> What is required
Could you find every line in the entries below that holds the word "Genus" and copy it?

Items from a dataset:
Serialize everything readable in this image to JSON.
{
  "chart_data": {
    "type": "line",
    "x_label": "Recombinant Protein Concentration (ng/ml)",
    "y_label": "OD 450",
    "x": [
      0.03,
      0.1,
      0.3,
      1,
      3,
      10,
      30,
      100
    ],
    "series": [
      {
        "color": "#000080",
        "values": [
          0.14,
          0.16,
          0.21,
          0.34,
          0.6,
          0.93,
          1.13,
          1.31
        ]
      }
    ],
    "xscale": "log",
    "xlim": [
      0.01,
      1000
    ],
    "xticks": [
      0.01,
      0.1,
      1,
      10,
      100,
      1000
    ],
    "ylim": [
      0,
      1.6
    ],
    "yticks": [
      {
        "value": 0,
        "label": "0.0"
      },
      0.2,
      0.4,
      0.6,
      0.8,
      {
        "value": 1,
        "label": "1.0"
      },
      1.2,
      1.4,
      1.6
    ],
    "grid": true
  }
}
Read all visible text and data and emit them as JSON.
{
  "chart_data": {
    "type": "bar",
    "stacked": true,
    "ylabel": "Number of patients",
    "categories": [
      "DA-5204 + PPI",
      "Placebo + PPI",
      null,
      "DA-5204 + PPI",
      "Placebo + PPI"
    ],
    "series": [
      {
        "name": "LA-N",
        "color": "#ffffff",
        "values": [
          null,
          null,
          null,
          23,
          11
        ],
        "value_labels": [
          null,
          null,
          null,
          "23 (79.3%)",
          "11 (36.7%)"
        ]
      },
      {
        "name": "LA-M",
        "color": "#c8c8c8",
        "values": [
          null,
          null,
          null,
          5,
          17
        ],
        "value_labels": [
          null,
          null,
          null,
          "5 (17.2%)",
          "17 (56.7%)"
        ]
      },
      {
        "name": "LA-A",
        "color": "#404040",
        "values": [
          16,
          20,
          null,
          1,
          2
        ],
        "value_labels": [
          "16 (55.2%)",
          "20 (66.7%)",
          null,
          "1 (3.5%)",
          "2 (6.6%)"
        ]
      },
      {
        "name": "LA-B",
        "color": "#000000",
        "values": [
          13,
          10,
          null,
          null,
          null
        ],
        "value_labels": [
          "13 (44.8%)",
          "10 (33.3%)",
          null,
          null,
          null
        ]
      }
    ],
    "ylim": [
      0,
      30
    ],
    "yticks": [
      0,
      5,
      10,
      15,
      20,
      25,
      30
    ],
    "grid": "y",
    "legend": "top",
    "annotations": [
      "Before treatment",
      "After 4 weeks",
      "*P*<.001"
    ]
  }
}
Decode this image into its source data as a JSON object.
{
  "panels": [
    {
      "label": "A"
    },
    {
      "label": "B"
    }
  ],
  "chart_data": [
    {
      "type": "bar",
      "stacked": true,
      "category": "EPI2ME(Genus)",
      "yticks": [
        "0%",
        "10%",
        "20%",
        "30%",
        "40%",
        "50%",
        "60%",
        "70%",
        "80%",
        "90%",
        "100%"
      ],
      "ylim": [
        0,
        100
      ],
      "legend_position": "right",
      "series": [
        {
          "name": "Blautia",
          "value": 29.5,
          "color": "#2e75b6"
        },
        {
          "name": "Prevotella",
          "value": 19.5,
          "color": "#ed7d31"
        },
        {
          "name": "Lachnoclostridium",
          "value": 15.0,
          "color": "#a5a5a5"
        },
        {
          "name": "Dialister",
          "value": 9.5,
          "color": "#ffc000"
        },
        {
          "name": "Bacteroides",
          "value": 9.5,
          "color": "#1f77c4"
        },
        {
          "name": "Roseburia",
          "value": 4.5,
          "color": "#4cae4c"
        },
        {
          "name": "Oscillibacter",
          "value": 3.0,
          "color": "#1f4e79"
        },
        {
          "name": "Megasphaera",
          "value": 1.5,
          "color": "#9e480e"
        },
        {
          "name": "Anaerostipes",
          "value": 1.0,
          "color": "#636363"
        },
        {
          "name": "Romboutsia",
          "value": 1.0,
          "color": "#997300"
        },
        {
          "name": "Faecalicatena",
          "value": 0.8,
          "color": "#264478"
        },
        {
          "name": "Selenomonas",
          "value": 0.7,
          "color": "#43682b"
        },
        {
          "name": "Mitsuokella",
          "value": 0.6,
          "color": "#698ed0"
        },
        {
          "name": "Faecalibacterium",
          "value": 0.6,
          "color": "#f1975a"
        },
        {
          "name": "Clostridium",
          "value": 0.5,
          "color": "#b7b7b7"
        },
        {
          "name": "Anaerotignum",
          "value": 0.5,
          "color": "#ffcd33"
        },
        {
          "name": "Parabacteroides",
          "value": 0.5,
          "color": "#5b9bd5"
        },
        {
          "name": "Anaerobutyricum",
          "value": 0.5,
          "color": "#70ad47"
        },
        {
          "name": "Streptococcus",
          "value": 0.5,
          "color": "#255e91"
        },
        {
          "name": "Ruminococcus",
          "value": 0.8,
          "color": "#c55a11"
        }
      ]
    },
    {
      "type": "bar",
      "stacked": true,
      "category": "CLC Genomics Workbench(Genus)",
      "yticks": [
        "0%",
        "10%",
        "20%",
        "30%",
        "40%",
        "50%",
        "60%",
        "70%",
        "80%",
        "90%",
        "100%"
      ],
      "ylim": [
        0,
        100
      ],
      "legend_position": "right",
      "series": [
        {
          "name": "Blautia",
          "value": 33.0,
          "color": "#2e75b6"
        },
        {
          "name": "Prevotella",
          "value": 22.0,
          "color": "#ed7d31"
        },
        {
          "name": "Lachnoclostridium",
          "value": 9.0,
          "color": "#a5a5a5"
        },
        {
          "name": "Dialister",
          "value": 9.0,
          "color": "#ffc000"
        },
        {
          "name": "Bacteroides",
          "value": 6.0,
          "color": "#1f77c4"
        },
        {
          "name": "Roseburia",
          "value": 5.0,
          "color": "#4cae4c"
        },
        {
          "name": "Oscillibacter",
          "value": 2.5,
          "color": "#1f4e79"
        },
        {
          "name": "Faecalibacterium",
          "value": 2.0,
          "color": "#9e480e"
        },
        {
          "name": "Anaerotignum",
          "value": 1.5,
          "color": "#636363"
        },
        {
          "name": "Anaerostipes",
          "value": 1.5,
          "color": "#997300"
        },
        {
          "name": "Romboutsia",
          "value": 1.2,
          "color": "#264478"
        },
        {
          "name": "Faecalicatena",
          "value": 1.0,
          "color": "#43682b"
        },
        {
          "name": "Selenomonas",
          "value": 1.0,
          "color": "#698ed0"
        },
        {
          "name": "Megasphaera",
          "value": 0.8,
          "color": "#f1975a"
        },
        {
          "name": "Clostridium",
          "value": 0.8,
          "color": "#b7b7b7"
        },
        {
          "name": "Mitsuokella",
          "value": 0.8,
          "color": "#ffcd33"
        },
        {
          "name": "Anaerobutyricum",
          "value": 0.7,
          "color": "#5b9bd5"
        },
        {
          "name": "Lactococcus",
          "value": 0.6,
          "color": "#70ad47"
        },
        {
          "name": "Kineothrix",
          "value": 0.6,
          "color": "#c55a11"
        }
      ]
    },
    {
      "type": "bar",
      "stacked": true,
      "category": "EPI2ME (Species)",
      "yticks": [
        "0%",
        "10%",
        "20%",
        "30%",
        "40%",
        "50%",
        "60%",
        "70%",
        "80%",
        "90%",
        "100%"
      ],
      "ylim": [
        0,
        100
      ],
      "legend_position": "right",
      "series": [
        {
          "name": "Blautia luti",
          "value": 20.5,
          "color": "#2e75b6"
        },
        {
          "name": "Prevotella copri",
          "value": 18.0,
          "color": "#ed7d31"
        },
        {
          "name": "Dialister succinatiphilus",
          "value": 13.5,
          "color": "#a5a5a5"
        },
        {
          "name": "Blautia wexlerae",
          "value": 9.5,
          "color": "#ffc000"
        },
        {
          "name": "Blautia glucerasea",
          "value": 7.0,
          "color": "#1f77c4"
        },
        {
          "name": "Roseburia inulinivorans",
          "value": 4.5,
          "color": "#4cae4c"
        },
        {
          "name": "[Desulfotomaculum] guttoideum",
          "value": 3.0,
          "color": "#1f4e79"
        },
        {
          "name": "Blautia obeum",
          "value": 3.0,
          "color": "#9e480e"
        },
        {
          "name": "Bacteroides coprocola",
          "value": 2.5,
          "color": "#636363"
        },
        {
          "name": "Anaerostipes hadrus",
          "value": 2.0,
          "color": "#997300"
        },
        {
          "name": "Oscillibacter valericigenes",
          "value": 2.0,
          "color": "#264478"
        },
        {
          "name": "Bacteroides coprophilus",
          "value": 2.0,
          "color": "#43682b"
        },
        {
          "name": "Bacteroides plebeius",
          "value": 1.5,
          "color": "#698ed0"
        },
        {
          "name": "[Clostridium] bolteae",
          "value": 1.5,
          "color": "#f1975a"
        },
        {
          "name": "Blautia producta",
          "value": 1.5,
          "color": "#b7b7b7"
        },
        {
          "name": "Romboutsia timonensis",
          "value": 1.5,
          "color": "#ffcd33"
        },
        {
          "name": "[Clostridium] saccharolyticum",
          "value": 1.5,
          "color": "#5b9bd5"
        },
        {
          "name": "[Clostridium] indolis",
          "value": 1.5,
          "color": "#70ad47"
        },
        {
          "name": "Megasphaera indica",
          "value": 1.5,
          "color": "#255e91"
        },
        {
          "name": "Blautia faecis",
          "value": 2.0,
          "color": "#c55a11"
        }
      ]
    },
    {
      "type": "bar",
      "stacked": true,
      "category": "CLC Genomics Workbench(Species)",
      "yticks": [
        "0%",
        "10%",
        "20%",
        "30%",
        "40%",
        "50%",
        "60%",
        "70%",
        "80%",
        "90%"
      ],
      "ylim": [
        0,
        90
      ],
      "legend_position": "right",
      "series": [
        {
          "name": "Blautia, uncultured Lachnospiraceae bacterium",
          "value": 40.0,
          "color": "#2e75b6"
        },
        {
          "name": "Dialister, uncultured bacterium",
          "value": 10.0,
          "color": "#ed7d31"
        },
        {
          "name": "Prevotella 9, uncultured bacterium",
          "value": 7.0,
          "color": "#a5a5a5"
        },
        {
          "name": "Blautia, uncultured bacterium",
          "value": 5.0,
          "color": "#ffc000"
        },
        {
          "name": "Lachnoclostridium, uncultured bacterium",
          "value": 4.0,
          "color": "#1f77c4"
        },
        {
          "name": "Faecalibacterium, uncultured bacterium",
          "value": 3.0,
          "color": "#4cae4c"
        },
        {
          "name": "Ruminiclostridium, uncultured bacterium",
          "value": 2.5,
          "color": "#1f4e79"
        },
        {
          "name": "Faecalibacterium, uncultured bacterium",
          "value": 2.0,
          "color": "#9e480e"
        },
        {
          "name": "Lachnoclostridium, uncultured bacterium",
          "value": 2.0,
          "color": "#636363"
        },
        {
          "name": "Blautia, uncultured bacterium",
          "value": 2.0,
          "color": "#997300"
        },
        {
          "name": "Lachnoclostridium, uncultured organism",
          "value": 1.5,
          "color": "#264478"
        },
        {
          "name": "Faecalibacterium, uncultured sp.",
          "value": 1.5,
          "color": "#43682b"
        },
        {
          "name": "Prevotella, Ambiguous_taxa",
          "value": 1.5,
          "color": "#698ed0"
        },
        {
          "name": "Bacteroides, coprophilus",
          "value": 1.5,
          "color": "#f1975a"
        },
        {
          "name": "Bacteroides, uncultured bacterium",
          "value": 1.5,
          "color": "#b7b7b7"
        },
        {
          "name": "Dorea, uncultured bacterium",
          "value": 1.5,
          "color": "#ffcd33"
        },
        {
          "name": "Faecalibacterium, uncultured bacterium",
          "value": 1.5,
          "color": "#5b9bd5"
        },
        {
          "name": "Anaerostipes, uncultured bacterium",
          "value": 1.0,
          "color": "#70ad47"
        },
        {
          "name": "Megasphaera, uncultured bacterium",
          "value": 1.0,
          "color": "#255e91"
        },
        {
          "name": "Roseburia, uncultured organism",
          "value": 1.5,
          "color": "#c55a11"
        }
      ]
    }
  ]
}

> Response area
      "category": "EPI2ME(Genus)",
      "category": "CLC Genomics Workbench(Genus)",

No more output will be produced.